### Stated problem
Would you output the whole listing below, exactly as it reads?

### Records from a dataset
⁂

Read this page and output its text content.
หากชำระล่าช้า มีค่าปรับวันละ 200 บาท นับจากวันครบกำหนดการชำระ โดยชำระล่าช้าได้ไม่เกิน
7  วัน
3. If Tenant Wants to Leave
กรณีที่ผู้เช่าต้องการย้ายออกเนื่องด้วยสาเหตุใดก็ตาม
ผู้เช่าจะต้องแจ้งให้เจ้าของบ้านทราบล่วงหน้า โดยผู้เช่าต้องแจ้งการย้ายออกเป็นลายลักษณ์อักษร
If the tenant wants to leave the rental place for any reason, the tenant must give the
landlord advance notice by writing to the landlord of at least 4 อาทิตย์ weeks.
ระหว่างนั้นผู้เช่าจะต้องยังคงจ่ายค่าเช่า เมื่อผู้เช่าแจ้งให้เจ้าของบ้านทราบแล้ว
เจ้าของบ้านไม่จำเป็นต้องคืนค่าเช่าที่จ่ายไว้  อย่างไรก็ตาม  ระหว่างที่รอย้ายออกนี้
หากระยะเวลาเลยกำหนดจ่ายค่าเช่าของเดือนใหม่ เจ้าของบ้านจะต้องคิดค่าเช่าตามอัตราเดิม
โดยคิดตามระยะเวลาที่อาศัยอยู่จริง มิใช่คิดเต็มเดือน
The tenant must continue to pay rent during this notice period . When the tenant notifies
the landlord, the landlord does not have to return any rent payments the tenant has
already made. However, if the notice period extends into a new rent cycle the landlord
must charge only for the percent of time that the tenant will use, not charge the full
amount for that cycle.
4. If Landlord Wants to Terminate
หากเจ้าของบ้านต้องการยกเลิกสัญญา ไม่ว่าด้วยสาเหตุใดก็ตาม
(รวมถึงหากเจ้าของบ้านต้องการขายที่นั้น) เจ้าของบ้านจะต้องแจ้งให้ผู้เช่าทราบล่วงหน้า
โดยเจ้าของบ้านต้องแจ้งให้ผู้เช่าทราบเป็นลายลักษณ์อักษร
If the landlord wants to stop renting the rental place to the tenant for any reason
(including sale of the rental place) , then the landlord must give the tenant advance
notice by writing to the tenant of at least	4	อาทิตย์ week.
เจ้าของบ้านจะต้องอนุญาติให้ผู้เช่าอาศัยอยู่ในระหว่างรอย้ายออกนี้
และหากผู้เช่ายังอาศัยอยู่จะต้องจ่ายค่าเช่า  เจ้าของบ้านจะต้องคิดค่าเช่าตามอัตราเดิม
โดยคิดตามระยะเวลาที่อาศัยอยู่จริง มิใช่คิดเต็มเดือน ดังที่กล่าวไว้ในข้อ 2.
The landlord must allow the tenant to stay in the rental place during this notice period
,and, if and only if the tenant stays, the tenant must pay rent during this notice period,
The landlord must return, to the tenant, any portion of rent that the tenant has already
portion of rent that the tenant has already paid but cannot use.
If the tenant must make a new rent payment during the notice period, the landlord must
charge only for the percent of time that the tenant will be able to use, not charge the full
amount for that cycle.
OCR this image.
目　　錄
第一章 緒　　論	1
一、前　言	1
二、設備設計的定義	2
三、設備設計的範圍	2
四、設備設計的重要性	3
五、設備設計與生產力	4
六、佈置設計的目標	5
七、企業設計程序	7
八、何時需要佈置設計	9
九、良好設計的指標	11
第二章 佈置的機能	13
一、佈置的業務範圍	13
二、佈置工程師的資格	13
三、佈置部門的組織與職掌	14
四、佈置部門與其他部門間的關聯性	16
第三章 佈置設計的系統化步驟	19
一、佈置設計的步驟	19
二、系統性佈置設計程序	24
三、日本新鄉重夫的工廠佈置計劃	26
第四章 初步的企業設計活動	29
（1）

⁂

### Response for this exercise
Read this page and output its text content.
หากชำระล่าช้า มีค่าปรับวันละ 200 บาท นับจากวันครบกำหนดการชำระ โดยชำระล่าช้าได้ไม่เกิน
7  วัน
3. If Tenant Wants to Leave
กรณีที่ผู้เช่าต้องการย้ายออกเนื่องด้วยสาเหตุใดก็ตาม
ผู้เช่าจะต้องแจ้งให้เจ้าของบ้านทราบล่วงหน้า โดยผู้เช่าต้องแจ้งการย้ายออกเป็นลายลักษณ์อักษร
If the tenant wants to leave the rental place for any reason, the tenant must give the
landlord advance notice by writing to the landlord of at least 4 อาทิตย์ weeks.
ระหว่างนั้นผู้เช่าจะต้องยังคงจ่ายค่าเช่า เมื่อผู้เช่าแจ้งให้เจ้าของบ้านทราบแล้ว
เจ้าของบ้านไม่จำเป็นต้องคืนค่าเช่าที่จ่ายไว้  อย่างไรก็ตาม  ระหว่างที่รอย้ายออกนี้
หากระยะเวลาเลยกำหนดจ่ายค่าเช่าของเดือนใหม่ เจ้าของบ้านจะต้องคิดค่าเช่าตามอัตราเดิม
โดยคิดตามระยะเวลาที่อาศัยอยู่จริง มิใช่คิดเต็มเดือน
The tenant must continue to pay rent during this notice period . When the tenant notifies
the landlord, the landlord does not have to return any rent payments the tenant has
already made. However, if the notice period extends into a new rent cycle the landlord
must charge only for the percent of time that the tenant will use, not charge the full
amount for that cycle.
4. If Landlord Wants to Terminate
หากเจ้าของบ้านต้องการยกเลิกสัญญา ไม่ว่าด้วยสาเหตุใดก็ตาม
(รวมถึงหากเจ้าของบ้านต้องการขายที่นั้น) เจ้าของบ้านจะต้องแจ้งให้ผู้เช่าทราบล่วงหน้า
โดยเจ้าของบ้านต้องแจ้งให้ผู้เช่าทราบเป็นลายลักษณ์อักษร
If the landlord wants to stop renting the rental place to the tenant for any reason
(including sale of the rental place) , then the landlord must give the tenant advance
notice by writing to the tenant of at least	4	อาทิตย์ week.
เจ้าของบ้านจะต้องอนุญาติให้ผู้เช่าอาศัยอยู่ในระหว่างรอย้ายออกนี้
และหากผู้เช่ายังอาศัยอยู่จะต้องจ่ายค่าเช่า  เจ้าของบ้านจะต้องคิดค่าเช่าตามอัตราเดิม
โดยคิดตามระยะเวลาที่อาศัยอยู่จริง มิใช่คิดเต็มเดือน ดังที่กล่าวไว้ในข้อ 2.
The landlord must allow the tenant to stay in the rental place during this notice period
,and, if and only if the tenant stays, the tenant must pay rent during this notice period,
The landlord must return, to the tenant, any portion of rent that the tenant has already
portion of rent that the tenant has already paid but cannot use.
If the tenant must make a new rent payment during the notice period, the landlord must
charge only for the percent of time that the tenant will be able to use, not charge the full
amount for that cycle.
OCR this image.
目　　錄
第一章 緒　　論	1
一、前　言	1
二、設備設計的定義	2
三、設備設計的範圍	2
四、設備設計的重要性	3
五、設備設計與生產力	4
六、佈置設計的目標	5
七、企業設計程序	7
八、何時需要佈置設計	9
九、良好設計的指標	11
第二章 佈置的機能	13
一、佈置的業務範圍	13
二、佈置工程師的資格	13
三、佈置部門的組織與職掌	14
四、佈置部門與其他部門間的關聯性	16
第三章 佈置設計的系統化步驟	19
一、佈置設計的步驟	19
二、系統性佈置設計程序	24
三、日本新鄉重夫的工廠佈置計劃	26
第四章 初步的企業設計活動	29
（1）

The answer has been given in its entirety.